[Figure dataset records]
_____
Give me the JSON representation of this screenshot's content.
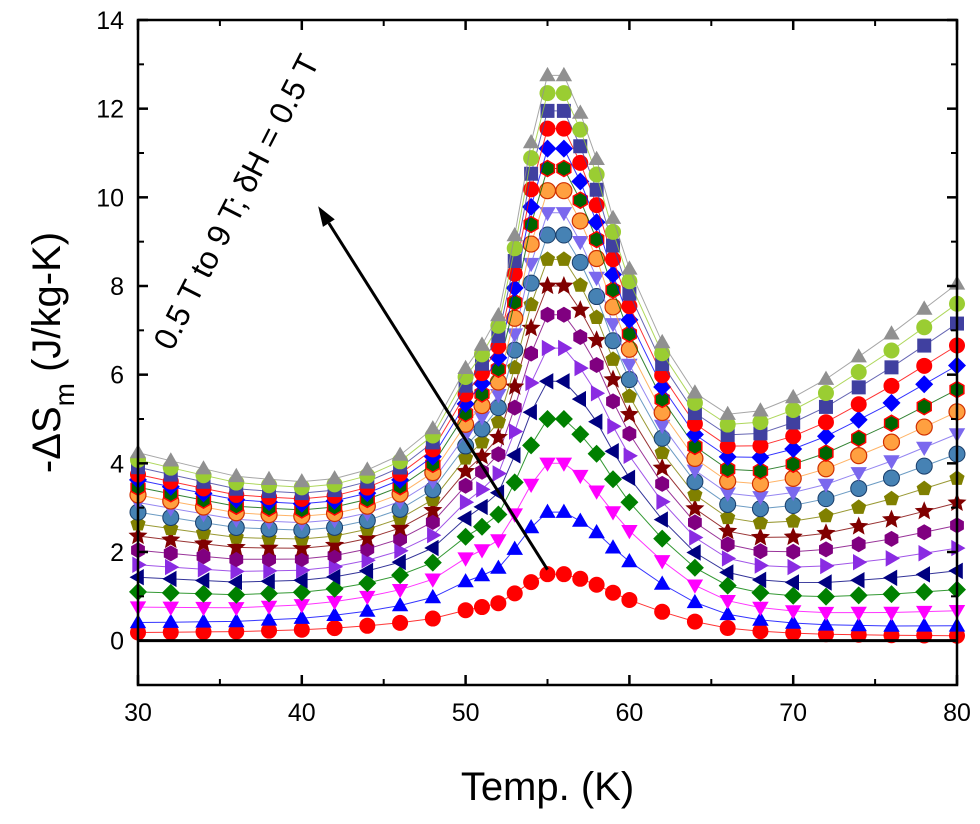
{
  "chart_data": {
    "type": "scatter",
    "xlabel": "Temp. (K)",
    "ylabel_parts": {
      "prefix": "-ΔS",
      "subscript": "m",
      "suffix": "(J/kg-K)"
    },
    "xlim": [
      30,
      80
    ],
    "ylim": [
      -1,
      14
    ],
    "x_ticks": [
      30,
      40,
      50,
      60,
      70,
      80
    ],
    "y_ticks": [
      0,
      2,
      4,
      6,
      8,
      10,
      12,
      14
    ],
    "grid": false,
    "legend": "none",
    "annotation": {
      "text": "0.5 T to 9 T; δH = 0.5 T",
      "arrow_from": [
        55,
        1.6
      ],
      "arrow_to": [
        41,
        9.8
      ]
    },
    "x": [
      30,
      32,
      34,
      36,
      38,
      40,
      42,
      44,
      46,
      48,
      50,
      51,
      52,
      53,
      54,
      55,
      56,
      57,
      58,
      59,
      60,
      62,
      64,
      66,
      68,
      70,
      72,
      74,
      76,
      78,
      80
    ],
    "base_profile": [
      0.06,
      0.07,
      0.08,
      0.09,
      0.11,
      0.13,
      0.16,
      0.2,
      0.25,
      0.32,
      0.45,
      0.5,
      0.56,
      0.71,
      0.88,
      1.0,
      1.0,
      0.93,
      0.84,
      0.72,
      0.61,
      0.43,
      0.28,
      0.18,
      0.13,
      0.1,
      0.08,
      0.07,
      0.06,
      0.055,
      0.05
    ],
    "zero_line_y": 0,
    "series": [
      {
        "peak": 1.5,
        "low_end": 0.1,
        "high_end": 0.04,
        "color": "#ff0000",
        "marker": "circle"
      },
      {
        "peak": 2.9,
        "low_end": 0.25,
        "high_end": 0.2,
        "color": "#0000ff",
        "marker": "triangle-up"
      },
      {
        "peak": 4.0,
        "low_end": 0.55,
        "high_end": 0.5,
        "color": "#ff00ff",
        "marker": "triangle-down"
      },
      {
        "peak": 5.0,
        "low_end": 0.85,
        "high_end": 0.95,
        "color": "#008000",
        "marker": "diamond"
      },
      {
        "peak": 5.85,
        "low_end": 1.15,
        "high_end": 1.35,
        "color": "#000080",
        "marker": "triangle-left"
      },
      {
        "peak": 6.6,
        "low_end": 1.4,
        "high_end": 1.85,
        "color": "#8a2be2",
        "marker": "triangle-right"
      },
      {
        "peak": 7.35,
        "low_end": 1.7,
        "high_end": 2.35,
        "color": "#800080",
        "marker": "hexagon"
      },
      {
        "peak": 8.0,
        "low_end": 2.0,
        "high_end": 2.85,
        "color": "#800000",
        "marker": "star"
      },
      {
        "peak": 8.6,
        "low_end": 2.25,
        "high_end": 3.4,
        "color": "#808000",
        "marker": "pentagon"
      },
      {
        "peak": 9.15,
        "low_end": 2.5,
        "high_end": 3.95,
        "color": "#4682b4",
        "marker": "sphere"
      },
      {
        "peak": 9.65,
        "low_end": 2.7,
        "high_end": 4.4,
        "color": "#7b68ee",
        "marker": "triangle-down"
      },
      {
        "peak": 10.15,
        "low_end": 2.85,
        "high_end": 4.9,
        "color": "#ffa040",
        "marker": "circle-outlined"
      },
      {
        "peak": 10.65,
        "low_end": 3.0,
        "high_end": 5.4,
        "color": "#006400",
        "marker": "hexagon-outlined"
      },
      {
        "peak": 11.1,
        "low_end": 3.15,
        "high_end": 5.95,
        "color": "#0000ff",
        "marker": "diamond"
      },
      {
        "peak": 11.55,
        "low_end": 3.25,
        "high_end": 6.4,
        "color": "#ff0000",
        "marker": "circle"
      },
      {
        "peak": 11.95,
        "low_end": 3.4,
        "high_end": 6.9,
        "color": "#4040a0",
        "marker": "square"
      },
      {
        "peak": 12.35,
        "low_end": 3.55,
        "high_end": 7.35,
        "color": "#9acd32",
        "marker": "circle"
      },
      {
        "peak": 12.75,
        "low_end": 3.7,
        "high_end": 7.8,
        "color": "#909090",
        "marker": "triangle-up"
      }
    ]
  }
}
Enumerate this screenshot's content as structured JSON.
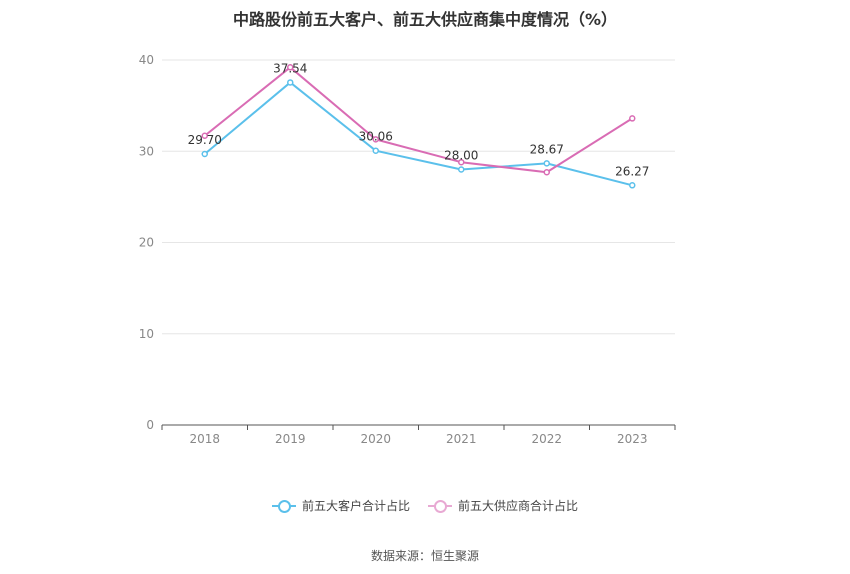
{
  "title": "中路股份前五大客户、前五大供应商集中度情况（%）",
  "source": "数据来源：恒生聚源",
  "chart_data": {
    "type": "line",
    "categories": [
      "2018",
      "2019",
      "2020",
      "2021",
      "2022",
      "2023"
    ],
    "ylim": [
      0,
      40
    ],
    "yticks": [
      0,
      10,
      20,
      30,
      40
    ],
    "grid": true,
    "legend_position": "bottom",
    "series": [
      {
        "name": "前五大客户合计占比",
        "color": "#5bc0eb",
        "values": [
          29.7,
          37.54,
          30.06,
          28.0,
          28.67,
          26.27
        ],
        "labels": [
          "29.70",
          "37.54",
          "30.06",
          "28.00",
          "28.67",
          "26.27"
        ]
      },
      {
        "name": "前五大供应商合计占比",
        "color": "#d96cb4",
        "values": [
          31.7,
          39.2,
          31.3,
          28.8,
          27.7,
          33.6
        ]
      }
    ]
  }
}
_____
What you are asked to do
Extract all lines of the records above that include "this".

Full response
Give me the JSON representation of this screenshot's content.
Enumerate this screenshot's content as structured JSON.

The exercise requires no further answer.